* start Records supplied *

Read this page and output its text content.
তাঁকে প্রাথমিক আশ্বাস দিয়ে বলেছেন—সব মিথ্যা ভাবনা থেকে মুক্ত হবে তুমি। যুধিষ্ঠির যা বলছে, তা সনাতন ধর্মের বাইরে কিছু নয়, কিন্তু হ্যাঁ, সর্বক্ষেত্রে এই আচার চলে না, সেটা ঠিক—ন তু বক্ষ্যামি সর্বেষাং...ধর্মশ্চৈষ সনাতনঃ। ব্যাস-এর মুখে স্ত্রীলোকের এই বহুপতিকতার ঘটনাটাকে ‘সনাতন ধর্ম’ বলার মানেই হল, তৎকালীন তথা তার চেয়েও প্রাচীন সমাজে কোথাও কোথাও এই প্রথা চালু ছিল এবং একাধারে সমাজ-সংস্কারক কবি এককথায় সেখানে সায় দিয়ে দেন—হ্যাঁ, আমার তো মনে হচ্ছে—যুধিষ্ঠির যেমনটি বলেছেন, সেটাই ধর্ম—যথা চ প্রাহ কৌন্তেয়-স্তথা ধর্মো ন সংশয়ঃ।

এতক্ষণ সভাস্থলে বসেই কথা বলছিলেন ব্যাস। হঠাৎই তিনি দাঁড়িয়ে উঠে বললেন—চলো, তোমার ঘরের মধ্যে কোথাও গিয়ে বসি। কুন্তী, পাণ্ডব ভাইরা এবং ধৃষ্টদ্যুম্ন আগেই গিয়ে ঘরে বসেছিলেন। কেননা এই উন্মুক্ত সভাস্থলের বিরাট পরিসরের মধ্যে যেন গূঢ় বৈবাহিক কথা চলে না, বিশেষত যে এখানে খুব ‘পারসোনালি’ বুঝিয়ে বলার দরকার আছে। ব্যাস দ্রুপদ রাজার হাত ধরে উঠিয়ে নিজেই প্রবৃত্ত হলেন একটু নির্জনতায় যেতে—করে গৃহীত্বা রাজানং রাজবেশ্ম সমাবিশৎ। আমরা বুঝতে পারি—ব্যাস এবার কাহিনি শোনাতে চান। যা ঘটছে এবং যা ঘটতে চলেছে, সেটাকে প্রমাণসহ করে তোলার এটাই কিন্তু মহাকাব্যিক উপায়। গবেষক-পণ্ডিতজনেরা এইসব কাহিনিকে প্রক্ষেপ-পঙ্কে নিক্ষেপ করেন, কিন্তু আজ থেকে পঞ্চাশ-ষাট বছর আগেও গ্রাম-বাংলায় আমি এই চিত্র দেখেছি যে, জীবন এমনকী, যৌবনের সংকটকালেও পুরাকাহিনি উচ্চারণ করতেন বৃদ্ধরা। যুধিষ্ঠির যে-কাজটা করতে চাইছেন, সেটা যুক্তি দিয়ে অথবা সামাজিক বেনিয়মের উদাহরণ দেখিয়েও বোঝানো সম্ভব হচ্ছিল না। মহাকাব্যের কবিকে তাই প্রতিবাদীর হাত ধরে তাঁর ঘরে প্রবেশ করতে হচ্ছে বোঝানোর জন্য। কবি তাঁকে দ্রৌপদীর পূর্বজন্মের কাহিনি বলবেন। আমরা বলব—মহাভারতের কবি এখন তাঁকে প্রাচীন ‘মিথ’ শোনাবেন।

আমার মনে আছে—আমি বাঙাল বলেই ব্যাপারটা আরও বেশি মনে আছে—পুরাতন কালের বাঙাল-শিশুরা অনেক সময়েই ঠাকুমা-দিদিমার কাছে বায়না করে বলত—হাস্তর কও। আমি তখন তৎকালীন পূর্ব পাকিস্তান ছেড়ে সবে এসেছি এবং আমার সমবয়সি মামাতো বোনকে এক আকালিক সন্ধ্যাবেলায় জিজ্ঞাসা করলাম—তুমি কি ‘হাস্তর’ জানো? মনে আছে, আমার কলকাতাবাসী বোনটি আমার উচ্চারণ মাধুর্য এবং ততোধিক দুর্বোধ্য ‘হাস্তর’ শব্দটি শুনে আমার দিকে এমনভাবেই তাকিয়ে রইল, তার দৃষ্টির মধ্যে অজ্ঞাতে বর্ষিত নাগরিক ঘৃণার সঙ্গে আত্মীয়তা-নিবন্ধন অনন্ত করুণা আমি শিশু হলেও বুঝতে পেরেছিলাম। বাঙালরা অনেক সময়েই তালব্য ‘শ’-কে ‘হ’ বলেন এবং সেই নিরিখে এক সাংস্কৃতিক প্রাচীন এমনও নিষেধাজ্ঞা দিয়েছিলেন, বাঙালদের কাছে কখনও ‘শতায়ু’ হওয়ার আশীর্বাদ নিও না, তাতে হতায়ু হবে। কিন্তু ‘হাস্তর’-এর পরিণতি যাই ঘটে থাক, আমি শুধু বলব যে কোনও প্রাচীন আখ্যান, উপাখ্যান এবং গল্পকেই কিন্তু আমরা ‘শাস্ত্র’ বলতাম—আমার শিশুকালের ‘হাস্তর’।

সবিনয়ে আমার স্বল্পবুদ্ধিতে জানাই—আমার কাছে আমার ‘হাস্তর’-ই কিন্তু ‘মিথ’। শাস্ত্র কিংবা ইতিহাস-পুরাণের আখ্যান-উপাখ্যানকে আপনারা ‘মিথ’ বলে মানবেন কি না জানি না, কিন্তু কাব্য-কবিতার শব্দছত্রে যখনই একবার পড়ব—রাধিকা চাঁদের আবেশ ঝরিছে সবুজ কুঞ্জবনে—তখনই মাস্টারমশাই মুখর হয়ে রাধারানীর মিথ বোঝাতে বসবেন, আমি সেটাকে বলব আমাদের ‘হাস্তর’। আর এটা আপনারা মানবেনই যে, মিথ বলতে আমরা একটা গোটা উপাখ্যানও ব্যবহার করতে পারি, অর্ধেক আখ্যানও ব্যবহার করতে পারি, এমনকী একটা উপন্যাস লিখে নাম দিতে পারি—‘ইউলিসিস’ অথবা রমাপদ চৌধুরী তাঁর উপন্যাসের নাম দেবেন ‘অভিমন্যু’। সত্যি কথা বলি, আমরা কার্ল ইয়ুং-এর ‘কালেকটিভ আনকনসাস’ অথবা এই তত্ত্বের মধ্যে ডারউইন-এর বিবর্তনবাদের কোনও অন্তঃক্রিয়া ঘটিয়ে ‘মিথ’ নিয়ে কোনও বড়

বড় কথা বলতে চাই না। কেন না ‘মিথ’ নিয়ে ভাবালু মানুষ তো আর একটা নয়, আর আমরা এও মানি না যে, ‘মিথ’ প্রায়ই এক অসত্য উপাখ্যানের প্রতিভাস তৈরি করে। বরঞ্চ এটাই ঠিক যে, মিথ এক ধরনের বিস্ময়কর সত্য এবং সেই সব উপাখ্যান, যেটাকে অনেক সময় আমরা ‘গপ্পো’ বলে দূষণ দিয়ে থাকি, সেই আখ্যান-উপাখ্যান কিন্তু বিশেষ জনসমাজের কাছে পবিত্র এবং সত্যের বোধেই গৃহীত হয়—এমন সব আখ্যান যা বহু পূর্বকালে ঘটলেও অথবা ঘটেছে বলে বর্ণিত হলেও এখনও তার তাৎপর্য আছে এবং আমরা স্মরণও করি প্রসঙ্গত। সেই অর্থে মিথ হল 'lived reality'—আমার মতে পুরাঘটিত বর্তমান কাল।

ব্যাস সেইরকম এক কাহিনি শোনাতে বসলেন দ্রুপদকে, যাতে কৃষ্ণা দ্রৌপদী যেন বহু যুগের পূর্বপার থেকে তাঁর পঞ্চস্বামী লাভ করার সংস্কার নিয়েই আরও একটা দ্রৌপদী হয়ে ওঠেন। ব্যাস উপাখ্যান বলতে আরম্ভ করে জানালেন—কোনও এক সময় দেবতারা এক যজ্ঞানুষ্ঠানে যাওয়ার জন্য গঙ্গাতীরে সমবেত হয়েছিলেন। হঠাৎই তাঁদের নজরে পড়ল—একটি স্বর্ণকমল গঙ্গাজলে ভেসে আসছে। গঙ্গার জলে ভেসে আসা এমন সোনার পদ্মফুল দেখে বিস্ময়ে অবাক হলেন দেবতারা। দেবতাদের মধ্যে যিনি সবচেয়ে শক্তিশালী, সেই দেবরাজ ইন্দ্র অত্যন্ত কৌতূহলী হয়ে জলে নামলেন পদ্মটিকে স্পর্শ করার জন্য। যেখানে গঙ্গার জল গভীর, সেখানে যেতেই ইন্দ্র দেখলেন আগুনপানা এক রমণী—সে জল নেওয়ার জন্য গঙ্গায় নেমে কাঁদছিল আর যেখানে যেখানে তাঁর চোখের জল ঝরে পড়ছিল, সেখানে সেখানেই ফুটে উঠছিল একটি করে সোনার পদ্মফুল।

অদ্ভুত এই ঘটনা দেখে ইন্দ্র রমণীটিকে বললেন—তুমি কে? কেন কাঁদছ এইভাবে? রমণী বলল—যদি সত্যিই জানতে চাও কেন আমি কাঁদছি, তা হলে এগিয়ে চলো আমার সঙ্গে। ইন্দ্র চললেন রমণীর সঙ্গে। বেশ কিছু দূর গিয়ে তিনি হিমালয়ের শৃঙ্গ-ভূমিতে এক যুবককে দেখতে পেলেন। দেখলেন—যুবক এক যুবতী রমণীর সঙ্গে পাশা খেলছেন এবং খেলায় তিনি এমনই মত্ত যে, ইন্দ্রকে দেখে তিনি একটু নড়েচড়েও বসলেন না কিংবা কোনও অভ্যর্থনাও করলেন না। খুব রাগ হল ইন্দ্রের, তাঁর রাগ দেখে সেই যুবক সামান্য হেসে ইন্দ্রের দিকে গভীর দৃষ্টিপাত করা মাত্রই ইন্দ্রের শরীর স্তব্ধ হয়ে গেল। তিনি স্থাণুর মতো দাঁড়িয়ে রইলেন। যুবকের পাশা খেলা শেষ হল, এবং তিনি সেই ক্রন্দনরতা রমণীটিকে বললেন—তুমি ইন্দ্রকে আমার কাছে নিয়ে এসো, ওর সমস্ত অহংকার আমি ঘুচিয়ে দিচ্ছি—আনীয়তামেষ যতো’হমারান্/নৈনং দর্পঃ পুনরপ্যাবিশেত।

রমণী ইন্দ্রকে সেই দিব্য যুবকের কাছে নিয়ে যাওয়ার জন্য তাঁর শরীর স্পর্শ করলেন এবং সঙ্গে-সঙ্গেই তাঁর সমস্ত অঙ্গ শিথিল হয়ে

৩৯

* end Records supplied *

### Task description
Wherever a line in the data above holds "এমনক", copy that line.

### Worked answer
এতক্ষণ সভাস্থলে বসেই কথা বলছিলেন ব্যাস। হঠাৎই তিনি দাঁড়িয়ে উঠে বললেন—চলো, তোমার ঘরের মধ্যে কোথাও গিয়ে বসি। কুন্তী, পাণ্ডব ভাইরা এবং ধৃষ্টদ্যুম্ন আগেই গিয়ে ঘরে বসেছিলেন। কেননা এই উন্মুক্ত সভাস্থলের বিরাট পরিসরের মধ্যে যেন গূঢ় বৈবাহিক কথা চলে না, বিশেষত যে এখানে খুব ‘পারসোনালি’ বুঝিয়ে বলার দরকার আছে। ব্যাস দ্রুপদ রাজার হাত ধরে উঠিয়ে নিজেই প্রবৃত্ত হলেন একটু নির্জনতায় যেতে—করে গৃহীত্বা রাজানং রাজবেশ্ম সমাবিশৎ। আমরা বুঝতে পারি—ব্যাস এবার কাহিনি শোনাতে চান। যা ঘটছে এবং যা ঘটতে চলেছে, সেটাকে প্রমাণসহ করে তোলার এটাই কিন্তু মহাকাব্যিক উপায়। গবেষক-পণ্ডিতজনেরা এইসব কাহিনিকে প্রক্ষেপ-পঙ্কে নিক্ষেপ করেন, কিন্তু আজ থেকে পঞ্চাশ-ষাট বছর আগেও গ্রাম-বাংলায় আমি এই চিত্র দেখেছি যে, জীবন এমনকী, যৌবনের সংকটকালেও পুরাকাহিনি উচ্চারণ করতেন বৃদ্ধরা। যুধিষ্ঠির যে-কাজটা করতে চাইছেন, সেটা যুক্তি দিয়ে অথবা সামাজিক বেনিয়মের উদাহরণ দেখিয়েও বোঝানো সম্ভব হচ্ছিল না। মহাকাব্যের কবিকে তাই প্রতিবাদীর হাত ধরে তাঁর ঘরে প্রবেশ করতে হচ্ছে বোঝানোর জন্য। কবি তাঁকে দ্রৌপদীর পূর্বজন্মের কাহিনি বলবেন। আমরা বলব—মহাভারতের কবি এখন তাঁকে প্রাচীন ‘মিথ’ শোনাবেন।
সবিনয়ে আমার স্বল্পবুদ্ধিতে জানাই—আমার কাছে আমার ‘হাস্তর’-ই কিন্তু ‘মিথ’। শাস্ত্র কিংবা ইতিহাস-পুরাণের আখ্যান-উপাখ্যানকে আপনারা ‘মিথ’ বলে মানবেন কি না জানি না, কিন্তু কাব্য-কবিতার শব্দছত্রে যখনই একবার পড়ব—রাধিকা চাঁদের আবেশ ঝরিছে সবুজ কুঞ্জবনে—তখনই মাস্টারমশাই মুখর হয়ে রাধারানীর মিথ বোঝাতে বসবেন, আমি সেটাকে বলব আমাদের ‘হাস্তর’। আর এটা আপনারা মানবেনই যে, মিথ বলতে আমরা একটা গোটা উপাখ্যানও ব্যবহার করতে পারি, অর্ধেক আখ্যানও ব্যবহার করতে পারি, এমনকী একটা উপন্যাস লিখে নাম দিতে পারি—‘ইউলিসিস’ অথবা রমাপদ চৌধুরী তাঁর উপন্যাসের নাম দেবেন ‘অভিমন্যু’। সত্যি কথা বলি, আমরা কার্ল ইয়ুং-এর ‘কালেকটিভ আনকনসাস’ অথবা এই তত্ত্বের মধ্যে ডারউইন-এর বিবর্তনবাদের কোনও অন্তঃক্রিয়া ঘটিয়ে ‘মিথ’ নিয়ে কোনও বড়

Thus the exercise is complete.